Data extracted from a collection
◇ ◇ ◇ ◇ ◇

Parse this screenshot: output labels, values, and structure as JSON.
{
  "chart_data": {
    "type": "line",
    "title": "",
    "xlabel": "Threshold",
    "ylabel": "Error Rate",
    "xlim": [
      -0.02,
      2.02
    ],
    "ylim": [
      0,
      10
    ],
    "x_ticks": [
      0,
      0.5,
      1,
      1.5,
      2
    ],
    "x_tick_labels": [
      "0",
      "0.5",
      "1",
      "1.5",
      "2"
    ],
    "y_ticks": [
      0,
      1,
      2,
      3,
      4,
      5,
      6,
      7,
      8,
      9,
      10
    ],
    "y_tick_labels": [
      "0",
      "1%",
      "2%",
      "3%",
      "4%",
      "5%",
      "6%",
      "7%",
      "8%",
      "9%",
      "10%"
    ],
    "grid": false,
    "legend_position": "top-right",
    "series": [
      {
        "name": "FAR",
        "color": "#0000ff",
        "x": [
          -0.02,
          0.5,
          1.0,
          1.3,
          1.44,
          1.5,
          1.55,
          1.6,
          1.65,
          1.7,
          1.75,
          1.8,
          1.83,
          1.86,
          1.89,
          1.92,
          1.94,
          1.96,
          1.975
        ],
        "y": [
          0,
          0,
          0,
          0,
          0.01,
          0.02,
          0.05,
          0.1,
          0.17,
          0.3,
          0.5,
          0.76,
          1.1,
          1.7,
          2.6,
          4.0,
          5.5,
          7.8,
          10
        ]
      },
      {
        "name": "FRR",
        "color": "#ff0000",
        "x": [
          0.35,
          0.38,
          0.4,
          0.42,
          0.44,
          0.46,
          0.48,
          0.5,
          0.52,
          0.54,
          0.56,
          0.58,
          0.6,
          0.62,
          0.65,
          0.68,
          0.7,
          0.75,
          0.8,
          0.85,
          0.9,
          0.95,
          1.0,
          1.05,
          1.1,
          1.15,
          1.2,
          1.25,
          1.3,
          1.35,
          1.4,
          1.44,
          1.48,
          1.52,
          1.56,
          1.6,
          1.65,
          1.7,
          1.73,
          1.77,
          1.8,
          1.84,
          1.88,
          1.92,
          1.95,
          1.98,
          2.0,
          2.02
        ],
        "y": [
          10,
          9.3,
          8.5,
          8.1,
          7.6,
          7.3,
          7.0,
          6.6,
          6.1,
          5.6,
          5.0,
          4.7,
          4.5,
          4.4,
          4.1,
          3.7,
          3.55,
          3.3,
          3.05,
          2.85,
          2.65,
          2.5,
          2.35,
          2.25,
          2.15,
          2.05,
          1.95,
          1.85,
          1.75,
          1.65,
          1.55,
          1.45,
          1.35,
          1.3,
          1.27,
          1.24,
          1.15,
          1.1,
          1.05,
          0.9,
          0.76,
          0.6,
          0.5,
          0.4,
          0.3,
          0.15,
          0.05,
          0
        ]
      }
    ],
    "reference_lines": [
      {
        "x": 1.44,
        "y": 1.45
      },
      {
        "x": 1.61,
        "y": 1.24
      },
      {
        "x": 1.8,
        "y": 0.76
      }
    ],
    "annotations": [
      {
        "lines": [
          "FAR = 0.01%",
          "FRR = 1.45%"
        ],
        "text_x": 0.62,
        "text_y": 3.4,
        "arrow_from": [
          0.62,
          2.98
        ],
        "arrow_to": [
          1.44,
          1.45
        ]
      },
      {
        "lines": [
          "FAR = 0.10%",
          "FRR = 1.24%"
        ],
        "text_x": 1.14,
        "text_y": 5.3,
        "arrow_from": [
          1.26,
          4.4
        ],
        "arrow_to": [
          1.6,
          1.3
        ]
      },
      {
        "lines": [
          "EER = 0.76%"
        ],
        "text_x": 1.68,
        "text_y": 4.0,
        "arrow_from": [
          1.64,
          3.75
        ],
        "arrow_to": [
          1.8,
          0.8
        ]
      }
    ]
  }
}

◇ ◇ ◇ ◇ ◇

Short exercise
Please quote every record above exactly as it appears.

Complete response
Parse this screenshot: output labels, values, and structure as JSON.
{
  "chart_data": {
    "type": "line",
    "title": "",
    "xlabel": "Threshold",
    "ylabel": "Error Rate",
    "xlim": [
      -0.02,
      2.02
    ],
    "ylim": [
      0,
      10
    ],
    "x_ticks": [
      0,
      0.5,
      1,
      1.5,
      2
    ],
    "x_tick_labels": [
      "0",
      "0.5",
      "1",
      "1.5",
      "2"
    ],
    "y_ticks": [
      0,
      1,
      2,
      3,
      4,
      5,
      6,
      7,
      8,
      9,
      10
    ],
    "y_tick_labels": [
      "0",
      "1%",
      "2%",
      "3%",
      "4%",
      "5%",
      "6%",
      "7%",
      "8%",
      "9%",
      "10%"
    ],
    "grid": false,
    "legend_position": "top-right",
    "series": [
      {
        "name": "FAR",
        "color": "#0000ff",
        "x": [
          -0.02,
          0.5,
          1.0,
          1.3,
          1.44,
          1.5,
          1.55,
          1.6,
          1.65,
          1.7,
          1.75,
          1.8,
          1.83,
          1.86,
          1.89,
          1.92,
          1.94,
          1.96,
          1.975
        ],
        "y": [
          0,
          0,
          0,
          0,
          0.01,
          0.02,
          0.05,
          0.1,
          0.17,
          0.3,
          0.5,
          0.76,
          1.1,
          1.7,
          2.6,
          4.0,
          5.5,
          7.8,
          10
        ]
      },
      {
        "name": "FRR",
        "color": "#ff0000",
        "x": [
          0.35,
          0.38,
          0.4,
          0.42,
          0.44,
          0.46,
          0.48,
          0.5,
          0.52,
          0.54,
          0.56,
          0.58,
          0.6,
          0.62,
          0.65,
          0.68,
          0.7,
          0.75,
          0.8,
          0.85,
          0.9,
          0.95,
          1.0,
          1.05,
          1.1,
          1.15,
          1.2,
          1.25,
          1.3,
          1.35,
          1.4,
          1.44,
          1.48,
          1.52,
          1.56,
          1.6,
          1.65,
          1.7,
          1.73,
          1.77,
          1.8,
          1.84,
          1.88,
          1.92,
          1.95,
          1.98,
          2.0,
          2.02
        ],
        "y": [
          10,
          9.3,
          8.5,
          8.1,
          7.6,
          7.3,
          7.0,
          6.6,
          6.1,
          5.6,
          5.0,
          4.7,
          4.5,
          4.4,
          4.1,
          3.7,
          3.55,
          3.3,
          3.05,
          2.85,
          2.65,
          2.5,
          2.35,
          2.25,
          2.15,
          2.05,
          1.95,
          1.85,
          1.75,
          1.65,
          1.55,
          1.45,
          1.35,
          1.3,
          1.27,
          1.24,
          1.15,
          1.1,
          1.05,
          0.9,
          0.76,
          0.6,
          0.5,
          0.4,
          0.3,
          0.15,
          0.05,
          0
        ]
      }
    ],
    "reference_lines": [
      {
        "x": 1.44,
        "y": 1.45
      },
      {
        "x": 1.61,
        "y": 1.24
      },
      {
        "x": 1.8,
        "y": 0.76
      }
    ],
    "annotations": [
      {
        "lines": [
          "FAR = 0.01%",
          "FRR = 1.45%"
        ],
        "text_x": 0.62,
        "text_y": 3.4,
        "arrow_from": [
          0.62,
          2.98
        ],
        "arrow_to": [
          1.44,
          1.45
        ]
      },
      {
        "lines": [
          "FAR = 0.10%",
          "FRR = 1.24%"
        ],
        "text_x": 1.14,
        "text_y": 5.3,
        "arrow_from": [
          1.26,
          4.4
        ],
        "arrow_to": [
          1.6,
          1.3
        ]
      },
      {
        "lines": [
          "EER = 0.76%"
        ],
        "text_x": 1.68,
        "text_y": 4.0,
        "arrow_from": [
          1.64,
          3.75
        ],
        "arrow_to": [
          1.8,
          0.8
        ]
      }
    ]
  }
}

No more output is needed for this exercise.